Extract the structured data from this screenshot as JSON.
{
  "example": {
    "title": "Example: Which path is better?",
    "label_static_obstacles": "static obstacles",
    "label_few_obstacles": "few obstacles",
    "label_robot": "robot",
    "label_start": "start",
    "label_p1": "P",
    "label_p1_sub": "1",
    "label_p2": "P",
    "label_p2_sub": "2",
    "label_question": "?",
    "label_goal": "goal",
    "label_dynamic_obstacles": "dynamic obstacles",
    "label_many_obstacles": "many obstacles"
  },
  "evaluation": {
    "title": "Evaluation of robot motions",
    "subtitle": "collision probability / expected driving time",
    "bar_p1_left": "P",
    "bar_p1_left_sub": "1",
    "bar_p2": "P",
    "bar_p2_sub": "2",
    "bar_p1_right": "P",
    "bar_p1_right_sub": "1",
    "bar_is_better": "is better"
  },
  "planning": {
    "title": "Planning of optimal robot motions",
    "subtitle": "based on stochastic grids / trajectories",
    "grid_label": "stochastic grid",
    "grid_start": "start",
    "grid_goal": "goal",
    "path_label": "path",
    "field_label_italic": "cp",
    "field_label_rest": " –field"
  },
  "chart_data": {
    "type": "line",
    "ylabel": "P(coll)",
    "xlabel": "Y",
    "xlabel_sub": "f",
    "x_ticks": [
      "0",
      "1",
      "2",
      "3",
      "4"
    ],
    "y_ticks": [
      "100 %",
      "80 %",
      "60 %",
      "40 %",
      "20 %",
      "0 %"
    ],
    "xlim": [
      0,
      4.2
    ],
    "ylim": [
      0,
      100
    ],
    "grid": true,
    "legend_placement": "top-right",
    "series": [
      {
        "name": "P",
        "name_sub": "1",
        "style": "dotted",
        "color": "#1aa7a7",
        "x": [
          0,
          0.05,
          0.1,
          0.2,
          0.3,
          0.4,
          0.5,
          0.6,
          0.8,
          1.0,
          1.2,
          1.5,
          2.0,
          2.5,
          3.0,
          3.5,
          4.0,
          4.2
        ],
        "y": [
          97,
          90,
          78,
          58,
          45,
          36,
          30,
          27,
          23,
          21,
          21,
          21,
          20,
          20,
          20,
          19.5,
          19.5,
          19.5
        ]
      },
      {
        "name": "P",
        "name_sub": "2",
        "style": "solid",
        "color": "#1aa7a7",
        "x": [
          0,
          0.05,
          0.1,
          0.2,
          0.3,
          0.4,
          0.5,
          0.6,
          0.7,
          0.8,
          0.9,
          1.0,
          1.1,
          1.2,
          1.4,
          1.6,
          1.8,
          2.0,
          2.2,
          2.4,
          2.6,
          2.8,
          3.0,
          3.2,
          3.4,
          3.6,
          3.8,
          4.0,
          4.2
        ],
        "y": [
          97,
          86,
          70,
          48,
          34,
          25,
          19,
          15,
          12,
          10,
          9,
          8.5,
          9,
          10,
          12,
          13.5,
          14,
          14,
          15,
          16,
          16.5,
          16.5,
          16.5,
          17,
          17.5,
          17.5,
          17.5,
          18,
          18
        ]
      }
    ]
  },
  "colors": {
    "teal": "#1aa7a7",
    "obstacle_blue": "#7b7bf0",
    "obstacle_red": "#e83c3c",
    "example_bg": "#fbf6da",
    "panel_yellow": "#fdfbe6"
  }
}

======

§ GIVEN PROBLEM
Show every line in the records above that contains the word "stochastic".

§ OUTPUT
    "subtitle": "based on stochastic grids / trajectories",
    "grid_label": "stochastic grid",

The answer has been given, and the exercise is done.